EXERCISE TASK: Using the listing below, extract each line that has the word "мероприятие" in it.

TASK INPUT:
— Begin —

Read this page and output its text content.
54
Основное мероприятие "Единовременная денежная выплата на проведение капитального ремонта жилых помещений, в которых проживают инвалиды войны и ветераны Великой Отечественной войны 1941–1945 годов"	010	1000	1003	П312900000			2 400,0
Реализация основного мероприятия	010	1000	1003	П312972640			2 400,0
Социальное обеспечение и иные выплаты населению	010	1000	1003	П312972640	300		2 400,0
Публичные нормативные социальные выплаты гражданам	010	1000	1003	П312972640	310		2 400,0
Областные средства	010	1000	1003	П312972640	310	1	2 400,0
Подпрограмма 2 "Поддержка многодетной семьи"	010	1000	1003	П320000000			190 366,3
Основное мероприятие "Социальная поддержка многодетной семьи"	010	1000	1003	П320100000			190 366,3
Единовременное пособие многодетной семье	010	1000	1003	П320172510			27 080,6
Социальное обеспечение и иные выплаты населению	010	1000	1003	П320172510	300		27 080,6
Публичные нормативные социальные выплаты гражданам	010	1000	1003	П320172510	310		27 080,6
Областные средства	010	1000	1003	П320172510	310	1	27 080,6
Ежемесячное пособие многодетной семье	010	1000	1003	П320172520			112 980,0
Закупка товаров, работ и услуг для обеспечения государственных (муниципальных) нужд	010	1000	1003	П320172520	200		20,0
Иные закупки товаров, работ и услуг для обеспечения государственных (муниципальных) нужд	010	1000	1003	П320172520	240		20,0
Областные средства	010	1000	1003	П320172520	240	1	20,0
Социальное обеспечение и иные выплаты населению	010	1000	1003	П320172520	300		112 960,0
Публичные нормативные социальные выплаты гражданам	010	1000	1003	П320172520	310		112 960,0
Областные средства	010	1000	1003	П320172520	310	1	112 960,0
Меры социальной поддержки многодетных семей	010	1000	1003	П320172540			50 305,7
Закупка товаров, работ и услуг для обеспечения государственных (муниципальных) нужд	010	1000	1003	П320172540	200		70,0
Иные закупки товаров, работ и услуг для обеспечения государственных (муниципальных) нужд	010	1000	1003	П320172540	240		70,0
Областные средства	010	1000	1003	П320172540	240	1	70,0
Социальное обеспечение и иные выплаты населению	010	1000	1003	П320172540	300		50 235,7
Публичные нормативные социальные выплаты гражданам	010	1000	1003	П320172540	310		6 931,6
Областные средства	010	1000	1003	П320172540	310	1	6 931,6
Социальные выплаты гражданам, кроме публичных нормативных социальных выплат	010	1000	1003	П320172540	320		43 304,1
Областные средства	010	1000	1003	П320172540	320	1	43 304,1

— End —

REPLY TO THE TASK:
Основное мероприятие "Единовременная денежная выплата на проведение капитального ремонта жилых помещений, в которых проживают инвалиды войны и ветераны Великой Отечественной войны 1941–1945 годов"	010	1000	1003	П312900000			2 400,0
Основное мероприятие "Социальная поддержка многодетной семьи"	010	1000	1003	П320100000			190 366,3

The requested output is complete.